RECORDS SHOWN:
+--

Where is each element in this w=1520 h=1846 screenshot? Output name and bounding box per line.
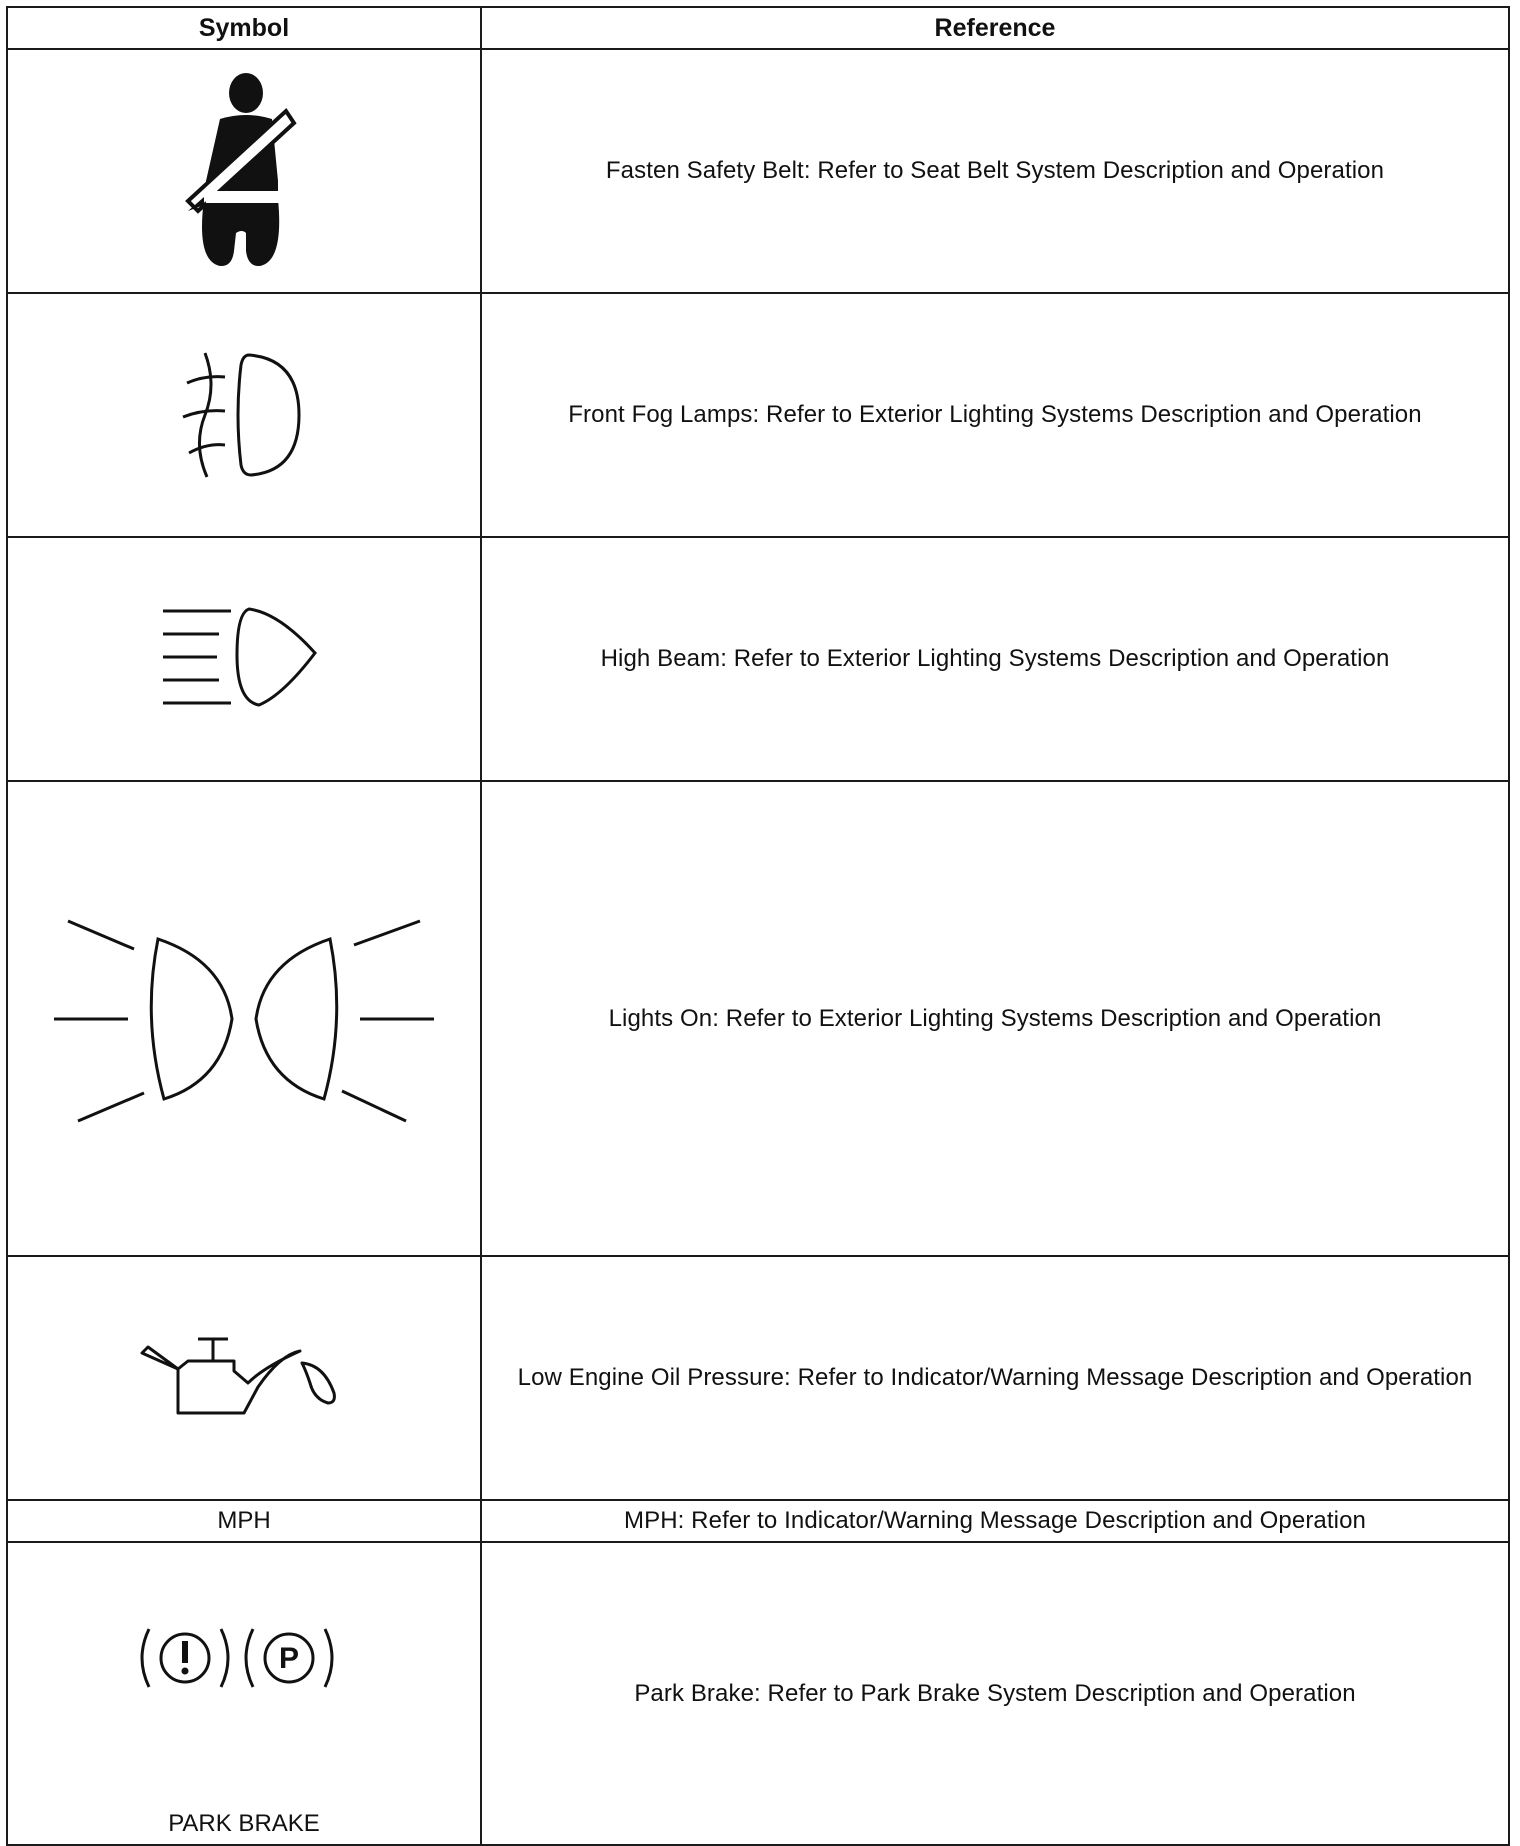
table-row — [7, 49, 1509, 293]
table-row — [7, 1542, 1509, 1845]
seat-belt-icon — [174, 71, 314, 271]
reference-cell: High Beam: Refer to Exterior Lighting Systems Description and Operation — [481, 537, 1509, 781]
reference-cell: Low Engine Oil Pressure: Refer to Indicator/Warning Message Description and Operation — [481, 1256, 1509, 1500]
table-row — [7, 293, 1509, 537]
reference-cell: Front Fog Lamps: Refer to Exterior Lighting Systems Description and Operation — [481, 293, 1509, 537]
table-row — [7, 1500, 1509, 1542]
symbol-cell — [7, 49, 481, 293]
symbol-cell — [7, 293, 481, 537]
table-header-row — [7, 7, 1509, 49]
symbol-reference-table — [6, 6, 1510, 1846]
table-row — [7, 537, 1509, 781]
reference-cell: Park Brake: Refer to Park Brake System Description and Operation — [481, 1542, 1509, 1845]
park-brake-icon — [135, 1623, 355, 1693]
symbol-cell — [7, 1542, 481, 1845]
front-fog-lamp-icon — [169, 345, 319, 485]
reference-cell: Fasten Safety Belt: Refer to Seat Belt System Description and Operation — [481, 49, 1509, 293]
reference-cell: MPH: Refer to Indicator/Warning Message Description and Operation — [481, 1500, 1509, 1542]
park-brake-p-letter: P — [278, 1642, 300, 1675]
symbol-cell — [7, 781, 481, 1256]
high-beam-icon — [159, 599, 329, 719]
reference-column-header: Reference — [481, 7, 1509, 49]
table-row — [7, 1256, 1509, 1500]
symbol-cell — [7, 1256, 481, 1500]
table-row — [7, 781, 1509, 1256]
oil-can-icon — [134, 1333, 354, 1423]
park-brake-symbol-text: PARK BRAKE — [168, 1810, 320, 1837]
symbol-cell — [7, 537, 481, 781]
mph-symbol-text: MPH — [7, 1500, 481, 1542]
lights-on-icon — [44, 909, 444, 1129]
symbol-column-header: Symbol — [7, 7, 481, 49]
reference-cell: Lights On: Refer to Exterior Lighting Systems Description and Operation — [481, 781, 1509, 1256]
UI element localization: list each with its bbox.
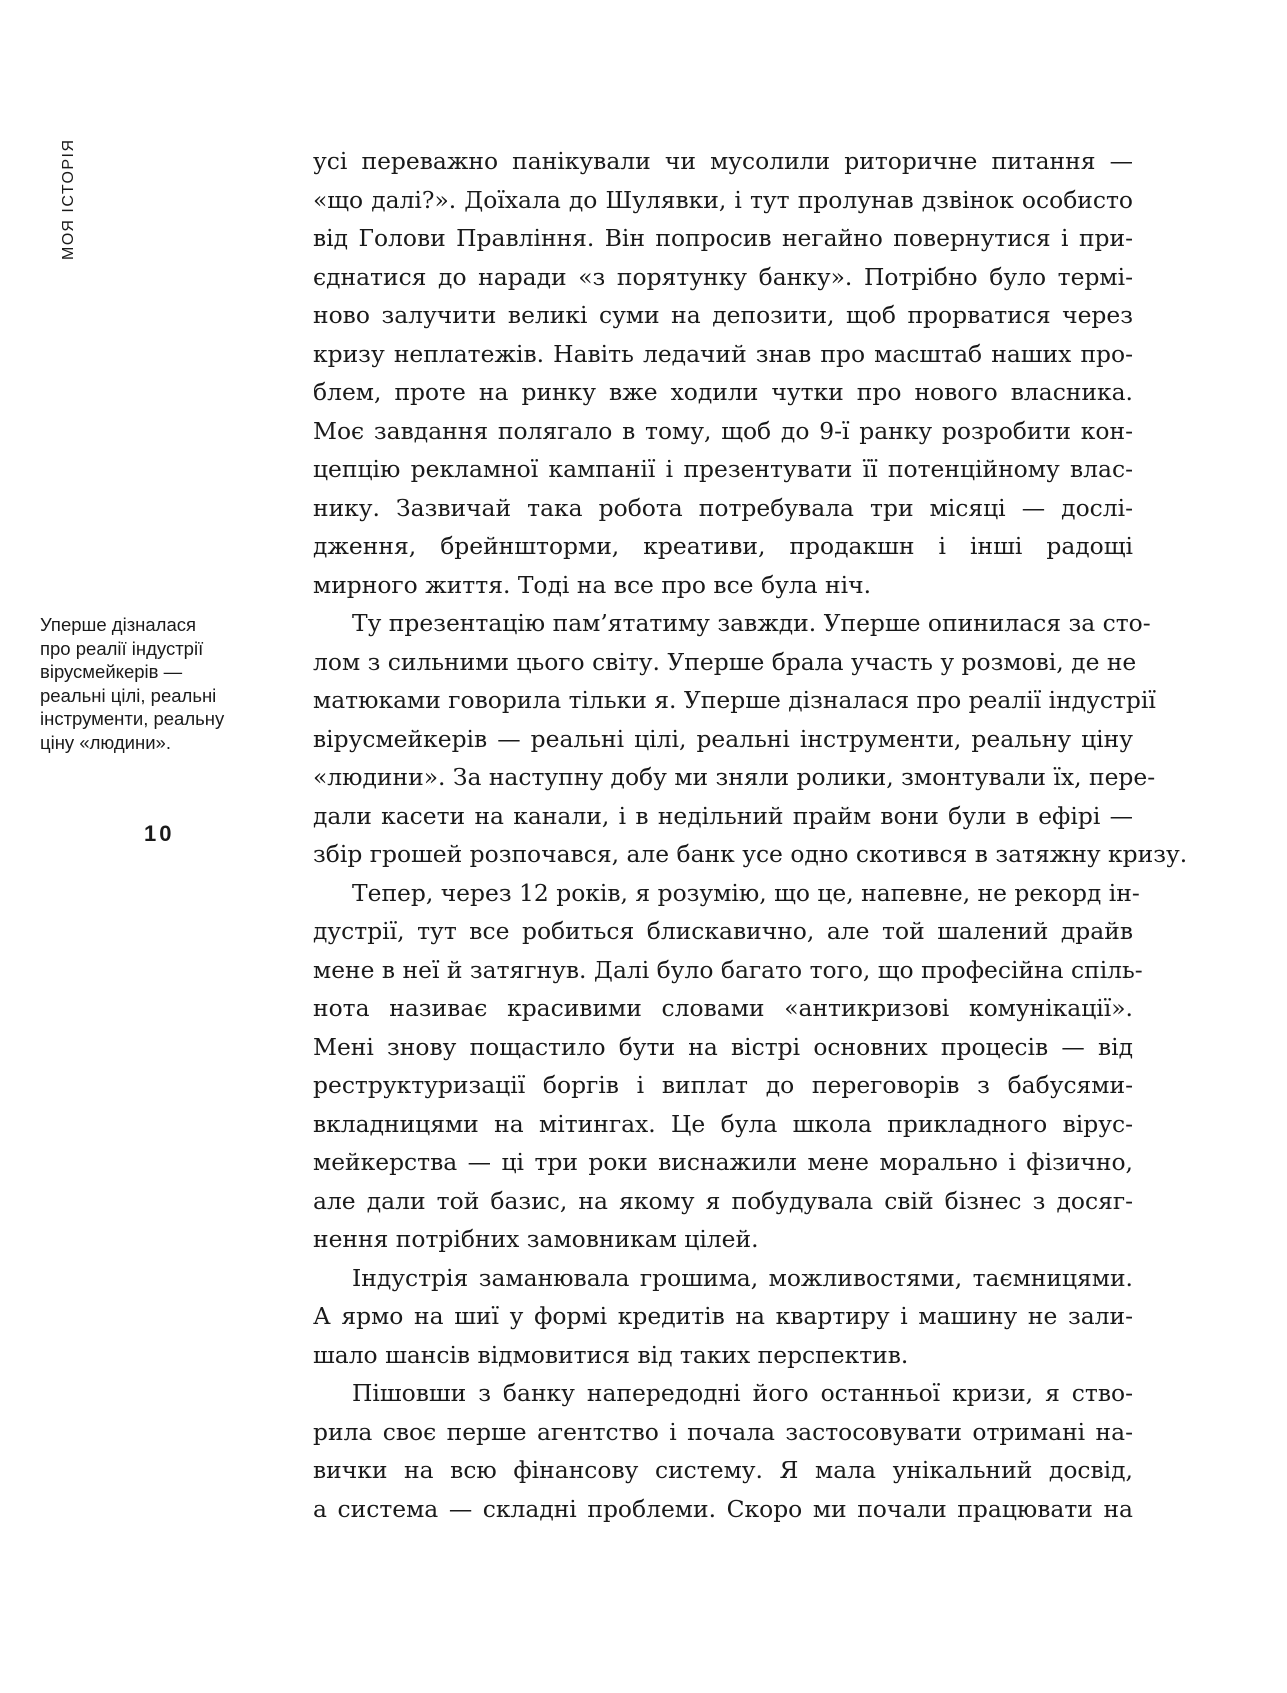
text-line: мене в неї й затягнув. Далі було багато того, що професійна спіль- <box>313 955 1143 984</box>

+--

Repeat every line above word for word, but leave out the pictures.

RESULT OF THIS TASK:
Where is each element in this w=1520 h=1846 screenshot? Output name and bounding box per line.
table-row — [7, 49, 1509, 293]
table-row — [7, 1542, 1509, 1845]
seat-belt-icon — [174, 71, 314, 271]
reference-cell: High Beam: Refer to Exterior Lighting Systems Description and Operation — [481, 537, 1509, 781]
reference-cell: Low Engine Oil Pressure: Refer to Indicator/Warning Message Description and Operation — [481, 1256, 1509, 1500]
table-row — [7, 293, 1509, 537]
reference-cell: Front Fog Lamps: Refer to Exterior Lighting Systems Description and Operation — [481, 293, 1509, 537]
table-row — [7, 1500, 1509, 1542]
symbol-cell — [7, 49, 481, 293]
symbol-cell — [7, 293, 481, 537]
table-header-row — [7, 7, 1509, 49]
symbol-reference-table — [6, 6, 1510, 1846]
table-row — [7, 537, 1509, 781]
reference-cell: Park Brake: Refer to Park Brake System Description and Operation — [481, 1542, 1509, 1845]
park-brake-icon — [135, 1623, 355, 1693]
symbol-cell — [7, 1542, 481, 1845]
front-fog-lamp-icon — [169, 345, 319, 485]
reference-cell: Fasten Safety Belt: Refer to Seat Belt System Description and Operation — [481, 49, 1509, 293]
reference-cell: MPH: Refer to Indicator/Warning Message Description and Operation — [481, 1500, 1509, 1542]
park-brake-p-letter: P — [278, 1642, 300, 1675]
symbol-cell — [7, 781, 481, 1256]
high-beam-icon — [159, 599, 329, 719]
reference-column-header: Reference — [481, 7, 1509, 49]
table-row — [7, 1256, 1509, 1500]
symbol-cell — [7, 1256, 481, 1500]
table-row — [7, 781, 1509, 1256]
oil-can-icon — [134, 1333, 354, 1423]
park-brake-symbol-text: PARK BRAKE — [168, 1810, 320, 1837]
symbol-cell — [7, 537, 481, 781]
mph-symbol-text: MPH — [7, 1500, 481, 1542]
lights-on-icon — [44, 909, 444, 1129]
symbol-column-header: Symbol — [7, 7, 481, 49]
reference-cell: Lights On: Refer to Exterior Lighting Systems Description and Operation — [481, 781, 1509, 1256]
UI element localization: list each with its bbox.
text-line: мене в неї й затягнув. Далі було багато того, що професійна спіль- <box>313 955 1143 984</box>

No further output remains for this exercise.